Hace un año y tres semanas Revolución Democrática tomó la decisión de que toda su militancia y representantes se iban a poner a disposición de un objetivo prioritario: juntar las firmas necesarias para que Beatriz Sánchez y Alberto Mayol, las dos candidaturas presidenciales del naciente Frente Amplio, pudieran competir en las primarias legales organizadas por el SERVEL. En ese momento parecía una locura que en solo tres semanas pudiéramos reunir más de 30.000 firmas, pero la decisión política de priorizar sin matices la consecución de este objetivo, desde el compromiso y entrega de cientos de voluntarios de RD, sumado al apoyo que decidieron brindar nuestros aliados del Movimiento Autonomista, Izquierda Libertaria y Nueva Democracia, permitieron -en esos días- reunir esa cantidad que, finalmente, ingresamos el 2 de mayo del 2017.

[Entradas de datos almacenadas]
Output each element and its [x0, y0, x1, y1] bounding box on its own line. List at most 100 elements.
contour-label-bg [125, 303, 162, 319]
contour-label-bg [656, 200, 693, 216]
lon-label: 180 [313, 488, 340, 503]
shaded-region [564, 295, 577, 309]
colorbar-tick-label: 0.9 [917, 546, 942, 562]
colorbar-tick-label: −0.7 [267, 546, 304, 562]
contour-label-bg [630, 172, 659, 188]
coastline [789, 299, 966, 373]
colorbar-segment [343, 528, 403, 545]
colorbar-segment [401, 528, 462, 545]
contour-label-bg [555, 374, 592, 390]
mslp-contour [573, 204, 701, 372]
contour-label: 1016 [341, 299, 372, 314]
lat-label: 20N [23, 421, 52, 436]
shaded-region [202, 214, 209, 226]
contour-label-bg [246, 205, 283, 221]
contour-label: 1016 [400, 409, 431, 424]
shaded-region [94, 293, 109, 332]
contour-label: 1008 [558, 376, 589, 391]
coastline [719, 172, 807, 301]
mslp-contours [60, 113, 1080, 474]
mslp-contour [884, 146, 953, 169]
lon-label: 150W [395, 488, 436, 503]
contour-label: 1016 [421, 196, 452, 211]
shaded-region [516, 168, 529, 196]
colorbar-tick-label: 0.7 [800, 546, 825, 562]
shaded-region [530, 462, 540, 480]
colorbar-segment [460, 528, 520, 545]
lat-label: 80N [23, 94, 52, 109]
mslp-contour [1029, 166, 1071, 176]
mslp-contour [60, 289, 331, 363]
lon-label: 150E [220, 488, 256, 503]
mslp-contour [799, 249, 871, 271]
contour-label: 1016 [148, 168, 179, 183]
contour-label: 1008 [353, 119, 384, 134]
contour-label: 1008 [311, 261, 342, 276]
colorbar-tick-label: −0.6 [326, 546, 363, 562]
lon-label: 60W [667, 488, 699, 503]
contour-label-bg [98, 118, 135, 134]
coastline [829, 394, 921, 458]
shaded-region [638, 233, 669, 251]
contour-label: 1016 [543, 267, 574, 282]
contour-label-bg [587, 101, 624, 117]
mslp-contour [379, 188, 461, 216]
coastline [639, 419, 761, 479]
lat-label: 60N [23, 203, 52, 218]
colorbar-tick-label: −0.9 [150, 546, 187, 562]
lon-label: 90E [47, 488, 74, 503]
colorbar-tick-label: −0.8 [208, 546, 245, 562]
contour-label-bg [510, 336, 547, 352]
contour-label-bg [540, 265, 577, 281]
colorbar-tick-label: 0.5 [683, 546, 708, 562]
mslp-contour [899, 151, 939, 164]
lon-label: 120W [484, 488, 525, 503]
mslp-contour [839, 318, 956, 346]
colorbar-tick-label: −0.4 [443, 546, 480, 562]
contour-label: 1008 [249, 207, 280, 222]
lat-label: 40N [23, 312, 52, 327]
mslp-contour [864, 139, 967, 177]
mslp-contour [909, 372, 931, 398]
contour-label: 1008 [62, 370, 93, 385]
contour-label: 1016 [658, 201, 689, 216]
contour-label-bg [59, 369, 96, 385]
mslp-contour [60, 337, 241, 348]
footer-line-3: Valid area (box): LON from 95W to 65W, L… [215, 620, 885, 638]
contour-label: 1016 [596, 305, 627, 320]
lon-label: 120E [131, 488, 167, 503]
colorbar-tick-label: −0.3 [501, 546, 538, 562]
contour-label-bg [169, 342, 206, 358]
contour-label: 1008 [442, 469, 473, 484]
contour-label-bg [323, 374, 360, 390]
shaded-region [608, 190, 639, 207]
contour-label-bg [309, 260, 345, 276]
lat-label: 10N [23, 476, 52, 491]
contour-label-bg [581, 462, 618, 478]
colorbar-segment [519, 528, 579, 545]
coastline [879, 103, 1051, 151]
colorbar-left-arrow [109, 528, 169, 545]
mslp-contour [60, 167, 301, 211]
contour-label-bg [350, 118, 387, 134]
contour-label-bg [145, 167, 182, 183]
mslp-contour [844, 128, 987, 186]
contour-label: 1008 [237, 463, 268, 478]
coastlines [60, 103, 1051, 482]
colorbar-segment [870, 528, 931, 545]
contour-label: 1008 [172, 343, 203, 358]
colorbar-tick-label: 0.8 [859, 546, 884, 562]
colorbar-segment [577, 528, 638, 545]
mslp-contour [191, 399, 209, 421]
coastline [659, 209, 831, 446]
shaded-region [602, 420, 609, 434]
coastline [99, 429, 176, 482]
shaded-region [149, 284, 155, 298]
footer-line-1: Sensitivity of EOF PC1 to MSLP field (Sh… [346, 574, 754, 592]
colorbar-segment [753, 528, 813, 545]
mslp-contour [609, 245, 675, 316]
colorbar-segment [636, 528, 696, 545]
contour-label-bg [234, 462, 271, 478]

**CONSIGNA A:**
Enumera las organizaciones que el texto sobre la recolección de firmas presenta como aliadas de Revolución Democrática.
**CONSIGNA B:**
Copia del texto sobre la recolección de firmas el fragmento que va desde "Hace un año" hasta "mayo del 2017.".
Para responder, usa solo la información del texto.

**SOLUCIÓN DESARROLLADA A:**
Movimiento Autonomista
Izquierda Libertaria
Nueva Democracia

**SOLUCIÓN DESARROLLADA B:**
Hace un año y tres semanas Revolución Democrática tomó la decisión de que toda su militancia y representantes se iban a poner a disposición de un objetivo prioritario: juntar las firmas necesarias para que Beatriz Sánchez y Alberto Mayol, las dos candidaturas presidenciales del naciente Frente Amplio, pudieran competir en las primarias legales organizadas por el SERVEL. En ese momento parecía una locura que en solo tres semanas pudiéramos reunir más de 30.000 firmas, pero la decisión política de priorizar sin matices la consecución de este objetivo, desde el compromiso y entrega de cientos de voluntarios de RD, sumado al apoyo que decidieron brindar nuestros aliados del Movimiento Autonomista, Izquierda Libertaria y Nueva Democracia, permitieron -en esos días- reunir esa cantidad que, finalmente, ingresamos el 2 de mayo del 2017.